--- START ---

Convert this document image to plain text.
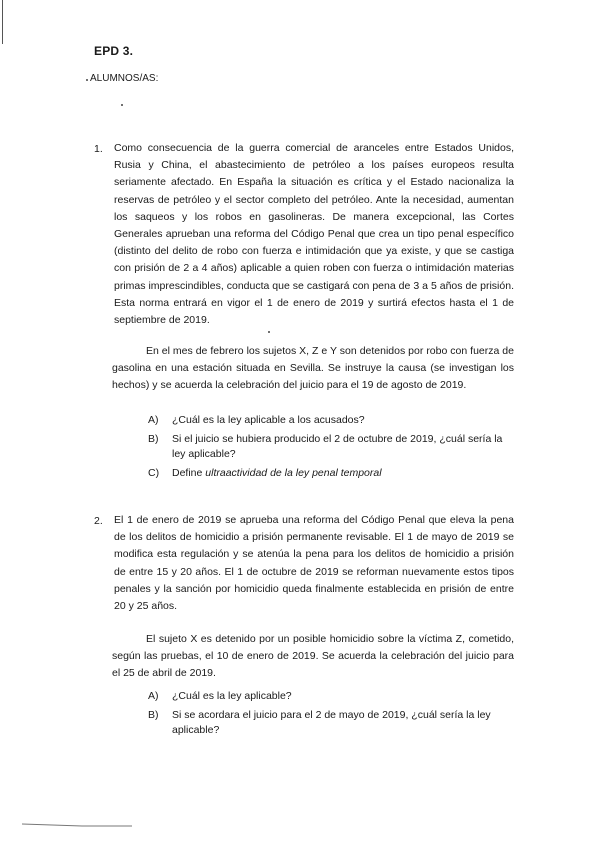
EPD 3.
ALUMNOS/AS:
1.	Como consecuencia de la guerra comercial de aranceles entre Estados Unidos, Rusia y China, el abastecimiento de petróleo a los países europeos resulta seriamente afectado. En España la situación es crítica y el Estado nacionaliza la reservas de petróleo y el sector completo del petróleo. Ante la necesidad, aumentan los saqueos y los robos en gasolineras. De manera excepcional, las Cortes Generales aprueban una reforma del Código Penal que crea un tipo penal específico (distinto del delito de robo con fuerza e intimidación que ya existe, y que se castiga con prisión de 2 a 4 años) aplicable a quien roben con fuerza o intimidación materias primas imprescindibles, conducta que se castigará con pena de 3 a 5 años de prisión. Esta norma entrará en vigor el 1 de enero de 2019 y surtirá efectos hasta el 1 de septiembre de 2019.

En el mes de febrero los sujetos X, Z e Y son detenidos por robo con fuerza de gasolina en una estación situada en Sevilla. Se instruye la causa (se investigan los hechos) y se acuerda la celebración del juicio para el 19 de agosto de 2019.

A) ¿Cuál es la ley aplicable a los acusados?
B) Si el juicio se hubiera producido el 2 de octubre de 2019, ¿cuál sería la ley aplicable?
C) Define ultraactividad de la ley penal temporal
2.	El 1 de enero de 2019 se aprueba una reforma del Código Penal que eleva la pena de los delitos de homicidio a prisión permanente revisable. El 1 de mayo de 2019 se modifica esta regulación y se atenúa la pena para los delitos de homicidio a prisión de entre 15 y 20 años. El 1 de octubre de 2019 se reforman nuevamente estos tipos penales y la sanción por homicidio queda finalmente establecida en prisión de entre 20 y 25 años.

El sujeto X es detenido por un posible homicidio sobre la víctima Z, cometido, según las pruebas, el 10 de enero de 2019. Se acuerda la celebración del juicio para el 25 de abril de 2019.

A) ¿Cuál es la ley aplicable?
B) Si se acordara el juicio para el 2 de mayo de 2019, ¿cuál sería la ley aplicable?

--- END ---

What is asked: Print the complete listing exactly as it stands, without its pictures.

Solution for this exercise:
Convert this document image to plain text.
EPD 3.
ALUMNOS/AS:
1.	Como consecuencia de la guerra comercial de aranceles entre Estados Unidos, Rusia y China, el abastecimiento de petróleo a los países europeos resulta seriamente afectado. En España la situación es crítica y el Estado nacionaliza la reservas de petróleo y el sector completo del petróleo. Ante la necesidad, aumentan los saqueos y los robos en gasolineras. De manera excepcional, las Cortes Generales aprueban una reforma del Código Penal que crea un tipo penal específico (distinto del delito de robo con fuerza e intimidación que ya existe, y que se castiga con prisión de 2 a 4 años) aplicable a quien roben con fuerza o intimidación materias primas imprescindibles, conducta que se castigará con pena de 3 a 5 años de prisión. Esta norma entrará en vigor el 1 de enero de 2019 y surtirá efectos hasta el 1 de septiembre de 2019.

En el mes de febrero los sujetos X, Z e Y son detenidos por robo con fuerza de gasolina en una estación situada en Sevilla. Se instruye la causa (se investigan los hechos) y se acuerda la celebración del juicio para el 19 de agosto de 2019.

A) ¿Cuál es la ley aplicable a los acusados?
B) Si el juicio se hubiera producido el 2 de octubre de 2019, ¿cuál sería la ley aplicable?
C) Define ultraactividad de la ley penal temporal
2.	El 1 de enero de 2019 se aprueba una reforma del Código Penal que eleva la pena de los delitos de homicidio a prisión permanente revisable. El 1 de mayo de 2019 se modifica esta regulación y se atenúa la pena para los delitos de homicidio a prisión de entre 15 y 20 años. El 1 de octubre de 2019 se reforman nuevamente estos tipos penales y la sanción por homicidio queda finalmente establecida en prisión de entre 20 y 25 años.

El sujeto X es detenido por un posible homicidio sobre la víctima Z, cometido, según las pruebas, el 10 de enero de 2019. Se acuerda la celebración del juicio para el 25 de abril de 2019.

A) ¿Cuál es la ley aplicable?
B) Si se acordara el juicio para el 2 de mayo de 2019, ¿cuál sería la ley aplicable?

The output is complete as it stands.